---------- Passagem fornecida ----------

Se a tutela de urgência tem como objetivo primordial a busca da minimização dos efeitos que o curso natural do processo pode acarretar para o direito material pretendido, a possibilidade de sua concessão de ofício constitui relevante do desenvolvimento da sua vocação.


4. Tutela da evidência.

Acerca da evidência do direito, o eminente processualista, Min. Luiz Fux, leciona que envolve situações em que se opera mais do que o fumus boni iuris, aliada à injustificada demora ao longo de todo o processo ordinário até a satisfação do interesse do demandante, com grave desprestígio para o Poder Judiciário, porquanto injusta a espera determinada.[31]

Na seção relacionada à tutela da evidência, o art. 285 do Anteprojeto estabelece o seguinte:

Art. 285. Será dispensada a demonstração de risco de dano irreparável ou de difícil reparação quando:

I – ficar caracterizado o abuso de direito de defesa ou o manifesto propósito protelatório do requerido;

II – um ou mais dos pedidos cumulados ou parcela deles mostrar-se incontroverso, caso em que a solução será definitiva;

III – a inicial for instruída com prova documental irrefutável do direito alegado pelo autor a que o réu não oponha prova inequívoca; ou

IV – a matéria for unicamente de direito e houver jurisprudência firmada em julgamento de casos repetitivos ou súmula vinculante.

---------- Trecho de origem ----------

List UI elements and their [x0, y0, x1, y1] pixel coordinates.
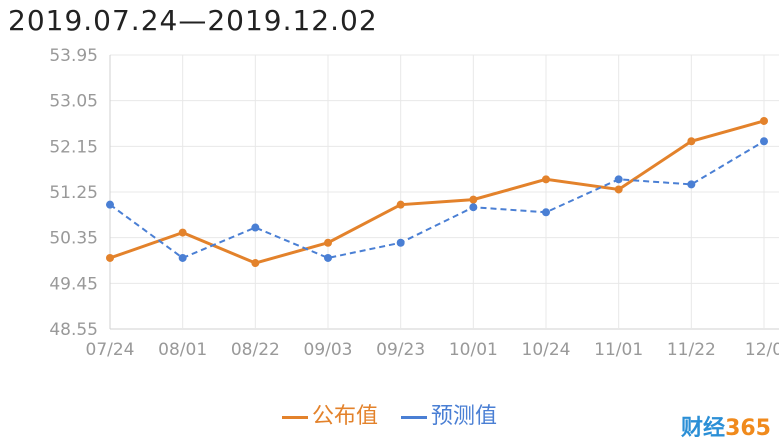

----------

Trabalho solicitado> Na passagem fornecida, segundo o inciso II do art. 285 do Anteprojeto, como será a solução quando um ou mais dos pedidos cumulados se mostrarem incontroversos?

Tarefa concluída> A solução será definitiva.